[START EXERCISE INPUT]
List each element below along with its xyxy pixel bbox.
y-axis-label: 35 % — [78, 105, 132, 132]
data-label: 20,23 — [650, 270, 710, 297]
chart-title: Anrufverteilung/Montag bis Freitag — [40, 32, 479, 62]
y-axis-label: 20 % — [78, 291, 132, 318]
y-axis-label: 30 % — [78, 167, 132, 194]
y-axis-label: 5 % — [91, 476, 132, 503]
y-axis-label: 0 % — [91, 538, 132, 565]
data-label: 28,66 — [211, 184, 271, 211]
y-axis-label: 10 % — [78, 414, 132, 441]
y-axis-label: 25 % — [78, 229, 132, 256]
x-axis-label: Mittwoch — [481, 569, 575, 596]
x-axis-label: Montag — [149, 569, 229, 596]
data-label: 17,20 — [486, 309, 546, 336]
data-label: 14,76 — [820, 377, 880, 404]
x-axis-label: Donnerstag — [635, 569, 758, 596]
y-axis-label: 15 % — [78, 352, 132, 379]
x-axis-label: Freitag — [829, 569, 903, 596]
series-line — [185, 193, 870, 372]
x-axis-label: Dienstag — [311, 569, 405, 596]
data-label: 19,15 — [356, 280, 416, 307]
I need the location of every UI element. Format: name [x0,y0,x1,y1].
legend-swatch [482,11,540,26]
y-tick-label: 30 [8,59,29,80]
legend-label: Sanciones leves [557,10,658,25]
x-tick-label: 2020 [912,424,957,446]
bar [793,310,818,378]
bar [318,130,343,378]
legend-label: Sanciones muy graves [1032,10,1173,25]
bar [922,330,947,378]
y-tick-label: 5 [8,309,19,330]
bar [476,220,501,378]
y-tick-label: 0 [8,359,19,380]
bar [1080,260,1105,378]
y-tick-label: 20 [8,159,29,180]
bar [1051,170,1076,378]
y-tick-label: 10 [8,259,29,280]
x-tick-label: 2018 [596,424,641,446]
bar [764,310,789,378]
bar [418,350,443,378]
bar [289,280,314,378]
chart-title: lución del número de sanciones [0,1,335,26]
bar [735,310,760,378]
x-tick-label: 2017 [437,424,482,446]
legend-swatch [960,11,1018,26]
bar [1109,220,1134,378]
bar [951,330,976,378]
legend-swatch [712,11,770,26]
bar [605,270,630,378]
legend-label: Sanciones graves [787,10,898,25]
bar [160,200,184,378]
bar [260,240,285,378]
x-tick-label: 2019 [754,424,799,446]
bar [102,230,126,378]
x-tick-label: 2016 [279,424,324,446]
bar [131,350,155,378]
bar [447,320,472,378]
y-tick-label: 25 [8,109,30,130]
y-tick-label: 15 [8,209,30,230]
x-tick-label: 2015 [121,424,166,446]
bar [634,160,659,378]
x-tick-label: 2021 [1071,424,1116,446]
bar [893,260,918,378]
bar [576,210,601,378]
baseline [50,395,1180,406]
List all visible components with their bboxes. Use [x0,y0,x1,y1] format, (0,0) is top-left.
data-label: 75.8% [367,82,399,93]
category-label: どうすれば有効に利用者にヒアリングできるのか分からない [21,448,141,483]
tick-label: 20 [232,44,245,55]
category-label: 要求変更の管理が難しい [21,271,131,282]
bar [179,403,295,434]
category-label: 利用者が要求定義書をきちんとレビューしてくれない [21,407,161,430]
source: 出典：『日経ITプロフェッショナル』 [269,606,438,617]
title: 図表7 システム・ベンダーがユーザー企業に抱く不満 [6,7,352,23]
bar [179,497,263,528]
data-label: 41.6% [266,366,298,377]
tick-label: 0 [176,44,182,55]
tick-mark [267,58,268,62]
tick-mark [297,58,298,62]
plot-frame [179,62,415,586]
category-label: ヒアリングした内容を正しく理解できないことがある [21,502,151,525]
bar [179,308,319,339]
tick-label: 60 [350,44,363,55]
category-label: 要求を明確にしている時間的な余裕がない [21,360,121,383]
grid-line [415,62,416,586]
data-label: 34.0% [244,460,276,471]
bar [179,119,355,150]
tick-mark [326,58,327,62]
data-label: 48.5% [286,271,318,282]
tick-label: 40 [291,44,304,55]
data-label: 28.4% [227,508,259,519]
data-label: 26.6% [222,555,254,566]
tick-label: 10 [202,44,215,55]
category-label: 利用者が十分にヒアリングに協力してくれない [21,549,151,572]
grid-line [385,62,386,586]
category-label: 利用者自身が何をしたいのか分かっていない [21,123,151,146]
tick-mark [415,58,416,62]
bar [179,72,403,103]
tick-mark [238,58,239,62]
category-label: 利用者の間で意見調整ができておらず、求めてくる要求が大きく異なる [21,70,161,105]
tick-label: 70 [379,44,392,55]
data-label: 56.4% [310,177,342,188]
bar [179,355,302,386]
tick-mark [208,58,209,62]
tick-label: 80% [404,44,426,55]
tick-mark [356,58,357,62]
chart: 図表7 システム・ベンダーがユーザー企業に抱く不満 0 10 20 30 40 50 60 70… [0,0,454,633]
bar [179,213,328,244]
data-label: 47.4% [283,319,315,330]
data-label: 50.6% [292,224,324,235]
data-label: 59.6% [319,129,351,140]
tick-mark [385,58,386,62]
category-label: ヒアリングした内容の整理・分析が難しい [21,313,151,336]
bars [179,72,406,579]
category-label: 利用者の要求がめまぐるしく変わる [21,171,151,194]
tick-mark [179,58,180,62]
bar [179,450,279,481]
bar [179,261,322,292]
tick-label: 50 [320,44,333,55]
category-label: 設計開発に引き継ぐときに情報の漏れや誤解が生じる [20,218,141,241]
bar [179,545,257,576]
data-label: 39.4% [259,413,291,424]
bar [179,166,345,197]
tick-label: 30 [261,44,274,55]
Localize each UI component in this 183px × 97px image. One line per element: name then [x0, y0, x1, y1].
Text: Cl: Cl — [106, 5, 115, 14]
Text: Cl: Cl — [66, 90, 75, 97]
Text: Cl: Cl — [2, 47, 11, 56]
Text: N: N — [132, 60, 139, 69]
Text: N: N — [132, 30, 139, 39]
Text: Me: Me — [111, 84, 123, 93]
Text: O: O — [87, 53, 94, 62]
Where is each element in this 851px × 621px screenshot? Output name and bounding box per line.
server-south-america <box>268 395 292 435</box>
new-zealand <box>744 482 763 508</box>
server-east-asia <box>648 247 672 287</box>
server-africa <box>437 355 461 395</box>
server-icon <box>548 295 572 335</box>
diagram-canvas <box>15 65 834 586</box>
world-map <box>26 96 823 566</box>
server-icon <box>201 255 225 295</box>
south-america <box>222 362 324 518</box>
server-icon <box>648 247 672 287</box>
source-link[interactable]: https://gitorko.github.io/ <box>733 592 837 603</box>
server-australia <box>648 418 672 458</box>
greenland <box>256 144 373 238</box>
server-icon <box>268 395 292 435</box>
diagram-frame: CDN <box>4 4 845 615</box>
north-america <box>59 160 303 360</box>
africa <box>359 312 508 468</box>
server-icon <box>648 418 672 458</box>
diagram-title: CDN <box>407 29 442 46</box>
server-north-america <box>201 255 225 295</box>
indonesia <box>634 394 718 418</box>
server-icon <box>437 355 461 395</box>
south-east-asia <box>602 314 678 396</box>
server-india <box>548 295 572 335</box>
[END EXERCISE INPUT]
YOUR TASK: Please reproduce all of the material above with "legend-swatch" changed to "legend-marker" wherever it occurs, keeping everything else the same.

RESULT OF THIS EXERCISE:
List each element below along with its xyxy pixel bbox.
y-axis-label: 35 % — [78, 105, 132, 132]
data-label: 20,23 — [650, 270, 710, 297]
chart-title: Anrufverteilung/Montag bis Freitag — [40, 32, 479, 62]
y-axis-label: 20 % — [78, 291, 132, 318]
y-axis-label: 30 % — [78, 167, 132, 194]
y-axis-label: 5 % — [91, 476, 132, 503]
y-axis-label: 0 % — [91, 538, 132, 565]
data-label: 28,66 — [211, 184, 271, 211]
y-axis-label: 10 % — [78, 414, 132, 441]
y-axis-label: 25 % — [78, 229, 132, 256]
x-axis-label: Mittwoch — [481, 569, 575, 596]
x-axis-label: Montag — [149, 569, 229, 596]
data-label: 17,20 — [486, 309, 546, 336]
data-label: 14,76 — [820, 377, 880, 404]
x-axis-label: Donnerstag — [635, 569, 758, 596]
y-axis-label: 15 % — [78, 352, 132, 379]
x-axis-label: Freitag — [829, 569, 903, 596]
series-line — [185, 193, 870, 372]
x-axis-label: Dienstag — [311, 569, 405, 596]
data-label: 19,15 — [356, 280, 416, 307]
I need the location of every UI element. Format: name [x0,y0,x1,y1].
legend-marker [482,11,540,26]
y-tick-label: 30 [8,59,29,80]
legend-label: Sanciones leves [557,10,658,25]
x-tick-label: 2020 [912,424,957,446]
bar [793,310,818,378]
bar [318,130,343,378]
legend-label: Sanciones muy graves [1032,10,1173,25]
bar [922,330,947,378]
y-tick-label: 5 [8,309,19,330]
bar [476,220,501,378]
y-tick-label: 0 [8,359,19,380]
bar [1080,260,1105,378]
y-tick-label: 20 [8,159,29,180]
bar [1051,170,1076,378]
y-tick-label: 10 [8,259,29,280]
x-tick-label: 2018 [596,424,641,446]
bar [764,310,789,378]
bar [418,350,443,378]
bar [289,280,314,378]
chart-title: lución del número de sanciones [0,1,335,26]
bar [735,310,760,378]
x-tick-label: 2017 [437,424,482,446]
legend-marker [960,11,1018,26]
bar [1109,220,1134,378]
bar [951,330,976,378]
legend-marker [712,11,770,26]
bar [605,270,630,378]
legend-label: Sanciones graves [787,10,898,25]
bar [160,200,184,378]
bar [260,240,285,378]
x-tick-label: 2019 [754,424,799,446]
bar [102,230,126,378]
x-tick-label: 2016 [279,424,324,446]
bar [131,350,155,378]
bar [447,320,472,378]
y-tick-label: 25 [8,109,30,130]
y-tick-label: 15 [8,209,30,230]
x-tick-label: 2015 [121,424,166,446]
bar [634,160,659,378]
x-tick-label: 2021 [1071,424,1116,446]
bar [893,260,918,378]
bar [576,210,601,378]
baseline [50,395,1180,406]
List all visible components with their bboxes. Use [x0,y0,x1,y1] format, (0,0) is top-left.
data-label: 75.8% [367,82,399,93]
category-label: どうすれば有効に利用者にヒアリングできるのか分からない [21,448,141,483]
tick-label: 20 [232,44,245,55]
category-label: 要求変更の管理が難しい [21,271,131,282]
bar [179,403,295,434]
category-label: 利用者が要求定義書をきちんとレビューしてくれない [21,407,161,430]
source: 出典：『日経ITプロフェッショナル』 [269,606,438,617]
title: 図表7 システム・ベンダーがユーザー企業に抱く不満 [6,7,352,23]
bar [179,497,263,528]
data-label: 41.6% [266,366,298,377]
tick-label: 0 [176,44,182,55]
tick-mark [267,58,268,62]
tick-mark [297,58,298,62]
plot-frame [179,62,415,586]
category-label: ヒアリングした内容を正しく理解できないことがある [21,502,151,525]
bar [179,308,319,339]
tick-label: 60 [350,44,363,55]
category-label: 要求を明確にしている時間的な余裕がない [21,360,121,383]
grid-line [415,62,416,586]
data-label: 34.0% [244,460,276,471]
bar [179,119,355,150]
tick-mark [326,58,327,62]
data-label: 48.5% [286,271,318,282]
tick-label: 40 [291,44,304,55]
data-label: 28.4% [227,508,259,519]
data-label: 26.6% [222,555,254,566]
tick-label: 10 [202,44,215,55]
category-label: 利用者が十分にヒアリングに協力してくれない [21,549,151,572]
grid-line [385,62,386,586]
category-label: 利用者自身が何をしたいのか分かっていない [21,123,151,146]
tick-mark [415,58,416,62]
bar [179,72,403,103]
tick-mark [238,58,239,62]
category-label: 利用者の間で意見調整ができておらず、求めてくる要求が大きく異なる [21,70,161,105]
tick-label: 70 [379,44,392,55]
data-label: 56.4% [310,177,342,188]
bar [179,355,302,386]
tick-mark [208,58,209,62]
tick-label: 80% [404,44,426,55]
tick-mark [356,58,357,62]
chart: 図表7 システム・ベンダーがユーザー企業に抱く不満 0 10 20 30 40 50 60 70… [0,0,454,633]
bar [179,213,328,244]
data-label: 47.4% [283,319,315,330]
data-label: 50.6% [292,224,324,235]
data-label: 59.6% [319,129,351,140]
tick-mark [385,58,386,62]
category-label: ヒアリングした内容の整理・分析が難しい [21,313,151,336]
bars [179,72,406,579]
category-label: 利用者の要求がめまぐるしく変わる [21,171,151,194]
tick-mark [179,58,180,62]
bar [179,450,279,481]
bar [179,261,322,292]
tick-label: 50 [320,44,333,55]
category-label: 設計開発に引き継ぐときに情報の漏れや誤解が生じる [20,218,141,241]
bar [179,545,257,576]
data-label: 39.4% [259,413,291,424]
bar [179,166,345,197]
tick-label: 30 [261,44,274,55]
Localize each UI component in this 183px × 97px image. One line per element: name then [x0, y0, x1, y1].
Text: Cl: Cl — [106, 5, 115, 14]
Text: Cl: Cl — [66, 90, 75, 97]
Text: Cl: Cl — [2, 47, 11, 56]
Text: N: N — [132, 60, 139, 69]
Text: N: N — [132, 30, 139, 39]
Text: Me: Me — [111, 84, 123, 93]
Text: O: O — [87, 53, 94, 62]
Where is each element in this 851px × 621px screenshot? Output name and bounding box per line.
server-south-america <box>268 395 292 435</box>
new-zealand <box>744 482 763 508</box>
server-east-asia <box>648 247 672 287</box>
server-africa <box>437 355 461 395</box>
server-icon <box>548 295 572 335</box>
diagram-canvas <box>15 65 834 586</box>
world-map <box>26 96 823 566</box>
server-icon <box>201 255 225 295</box>
south-america <box>222 362 324 518</box>
server-icon <box>648 247 672 287</box>
source-link[interactable]: https://gitorko.github.io/ <box>733 592 837 603</box>
server-australia <box>648 418 672 458</box>
greenland <box>256 144 373 238</box>
server-icon <box>268 395 292 435</box>
diagram-frame: CDN <box>4 4 845 615</box>
north-america <box>59 160 303 360</box>
africa <box>359 312 508 468</box>
server-icon <box>648 418 672 458</box>
diagram-title: CDN <box>407 29 442 46</box>
server-north-america <box>201 255 225 295</box>
indonesia <box>634 394 718 418</box>
server-icon <box>437 355 461 395</box>
south-east-asia <box>602 314 678 396</box>
server-india <box>548 295 572 335</box>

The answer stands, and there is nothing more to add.